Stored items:
━━━━━━
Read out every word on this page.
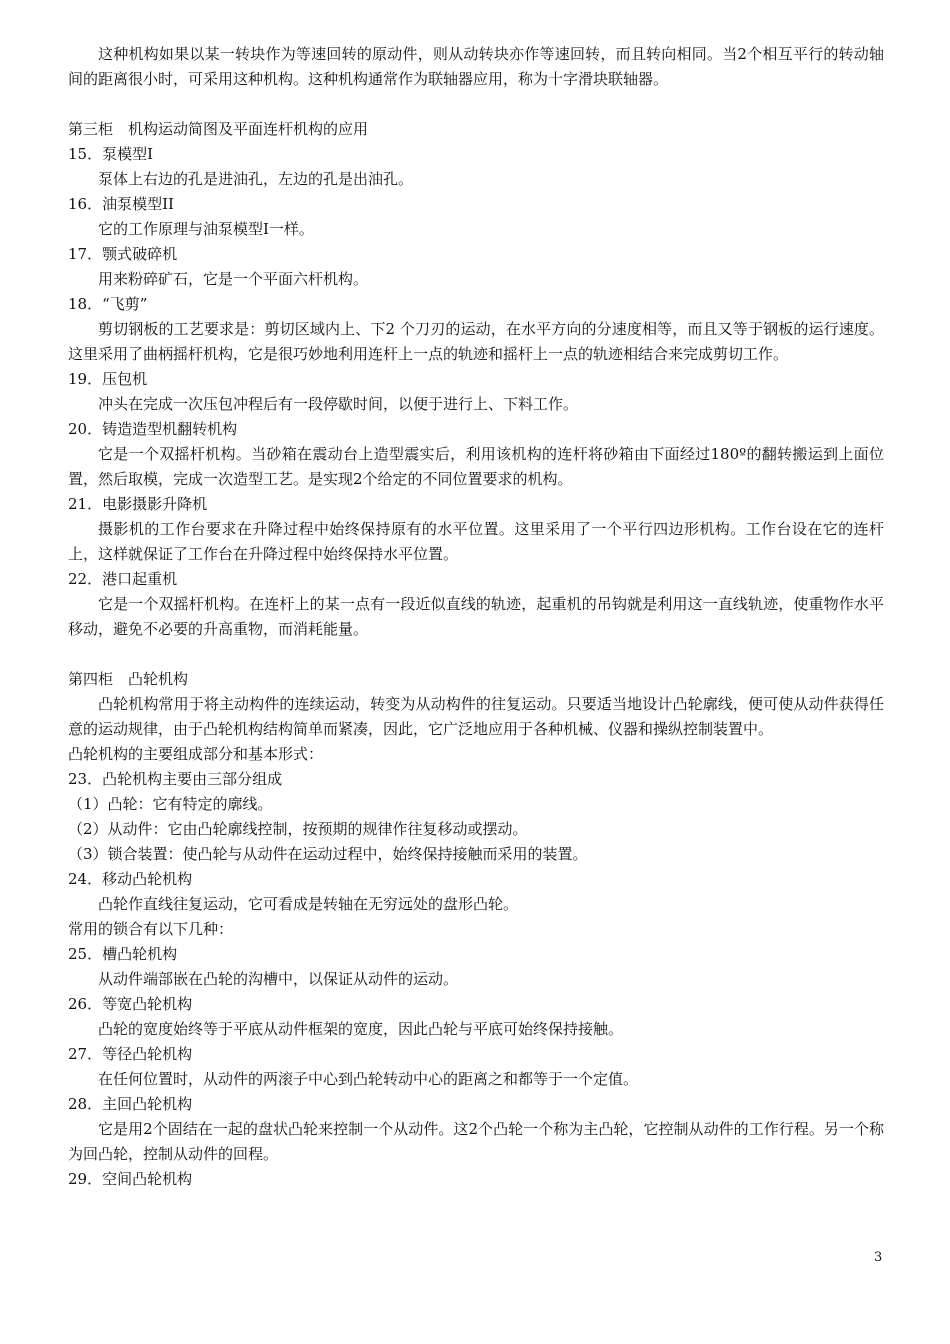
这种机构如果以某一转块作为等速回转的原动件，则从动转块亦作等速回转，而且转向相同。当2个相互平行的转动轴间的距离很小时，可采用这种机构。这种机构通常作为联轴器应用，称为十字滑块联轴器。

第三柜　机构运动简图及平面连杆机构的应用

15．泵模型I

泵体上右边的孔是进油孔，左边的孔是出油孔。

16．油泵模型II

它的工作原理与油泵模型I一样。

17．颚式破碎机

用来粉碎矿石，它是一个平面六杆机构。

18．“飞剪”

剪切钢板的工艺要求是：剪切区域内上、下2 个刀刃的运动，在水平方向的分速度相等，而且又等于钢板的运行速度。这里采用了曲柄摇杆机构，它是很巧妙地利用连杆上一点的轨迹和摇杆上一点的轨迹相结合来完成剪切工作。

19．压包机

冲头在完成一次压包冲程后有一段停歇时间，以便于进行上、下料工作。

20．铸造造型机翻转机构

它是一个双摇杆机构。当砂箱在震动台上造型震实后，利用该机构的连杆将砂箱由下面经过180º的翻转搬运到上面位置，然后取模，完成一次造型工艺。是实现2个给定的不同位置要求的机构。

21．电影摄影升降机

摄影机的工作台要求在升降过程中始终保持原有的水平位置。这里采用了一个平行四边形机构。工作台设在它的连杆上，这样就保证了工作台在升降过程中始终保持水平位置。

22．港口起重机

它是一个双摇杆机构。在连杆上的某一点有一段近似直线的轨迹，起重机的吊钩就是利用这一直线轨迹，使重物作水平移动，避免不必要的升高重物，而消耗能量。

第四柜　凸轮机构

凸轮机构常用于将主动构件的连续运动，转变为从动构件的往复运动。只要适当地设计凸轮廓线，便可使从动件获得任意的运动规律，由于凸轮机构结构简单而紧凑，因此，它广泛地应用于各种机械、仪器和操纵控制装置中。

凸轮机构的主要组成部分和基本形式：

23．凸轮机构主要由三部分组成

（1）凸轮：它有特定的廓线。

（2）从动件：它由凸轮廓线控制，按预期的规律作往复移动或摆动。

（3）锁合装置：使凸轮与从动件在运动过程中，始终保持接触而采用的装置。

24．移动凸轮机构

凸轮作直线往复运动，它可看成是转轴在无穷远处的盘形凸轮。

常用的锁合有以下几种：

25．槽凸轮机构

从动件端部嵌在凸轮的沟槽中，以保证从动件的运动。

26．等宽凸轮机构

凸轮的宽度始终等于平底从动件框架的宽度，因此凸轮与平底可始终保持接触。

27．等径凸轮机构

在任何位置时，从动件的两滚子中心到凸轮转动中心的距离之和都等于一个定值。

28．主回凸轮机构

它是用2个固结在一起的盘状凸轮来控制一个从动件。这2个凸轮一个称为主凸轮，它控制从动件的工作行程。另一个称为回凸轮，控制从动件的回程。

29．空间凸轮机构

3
━━━━━━
- **Do this**
Transcribe the records above verbatim. Do not carry over any picture.

- **Finished task**
Read out every word on this page.
这种机构如果以某一转块作为等速回转的原动件，则从动转块亦作等速回转，而且转向相同。当2个相互平行的转动轴间的距离很小时，可采用这种机构。这种机构通常作为联轴器应用，称为十字滑块联轴器。

第三柜　机构运动简图及平面连杆机构的应用

15．泵模型I

泵体上右边的孔是进油孔，左边的孔是出油孔。

16．油泵模型II

它的工作原理与油泵模型I一样。

17．颚式破碎机

用来粉碎矿石，它是一个平面六杆机构。

18．“飞剪”

剪切钢板的工艺要求是：剪切区域内上、下2 个刀刃的运动，在水平方向的分速度相等，而且又等于钢板的运行速度。这里采用了曲柄摇杆机构，它是很巧妙地利用连杆上一点的轨迹和摇杆上一点的轨迹相结合来完成剪切工作。

19．压包机

冲头在完成一次压包冲程后有一段停歇时间，以便于进行上、下料工作。

20．铸造造型机翻转机构

它是一个双摇杆机构。当砂箱在震动台上造型震实后，利用该机构的连杆将砂箱由下面经过180º的翻转搬运到上面位置，然后取模，完成一次造型工艺。是实现2个给定的不同位置要求的机构。

21．电影摄影升降机

摄影机的工作台要求在升降过程中始终保持原有的水平位置。这里采用了一个平行四边形机构。工作台设在它的连杆上，这样就保证了工作台在升降过程中始终保持水平位置。

22．港口起重机

它是一个双摇杆机构。在连杆上的某一点有一段近似直线的轨迹，起重机的吊钩就是利用这一直线轨迹，使重物作水平移动，避免不必要的升高重物，而消耗能量。

第四柜　凸轮机构

凸轮机构常用于将主动构件的连续运动，转变为从动构件的往复运动。只要适当地设计凸轮廓线，便可使从动件获得任意的运动规律，由于凸轮机构结构简单而紧凑，因此，它广泛地应用于各种机械、仪器和操纵控制装置中。

凸轮机构的主要组成部分和基本形式：

23．凸轮机构主要由三部分组成

（1）凸轮：它有特定的廓线。

（2）从动件：它由凸轮廓线控制，按预期的规律作往复移动或摆动。

（3）锁合装置：使凸轮与从动件在运动过程中，始终保持接触而采用的装置。

24．移动凸轮机构

凸轮作直线往复运动，它可看成是转轴在无穷远处的盘形凸轮。

常用的锁合有以下几种：

25．槽凸轮机构

从动件端部嵌在凸轮的沟槽中，以保证从动件的运动。

26．等宽凸轮机构

凸轮的宽度始终等于平底从动件框架的宽度，因此凸轮与平底可始终保持接触。

27．等径凸轮机构

在任何位置时，从动件的两滚子中心到凸轮转动中心的距离之和都等于一个定值。

28．主回凸轮机构

它是用2个固结在一起的盘状凸轮来控制一个从动件。这2个凸轮一个称为主凸轮，它控制从动件的工作行程。另一个称为回凸轮，控制从动件的回程。

29．空间凸轮机构

3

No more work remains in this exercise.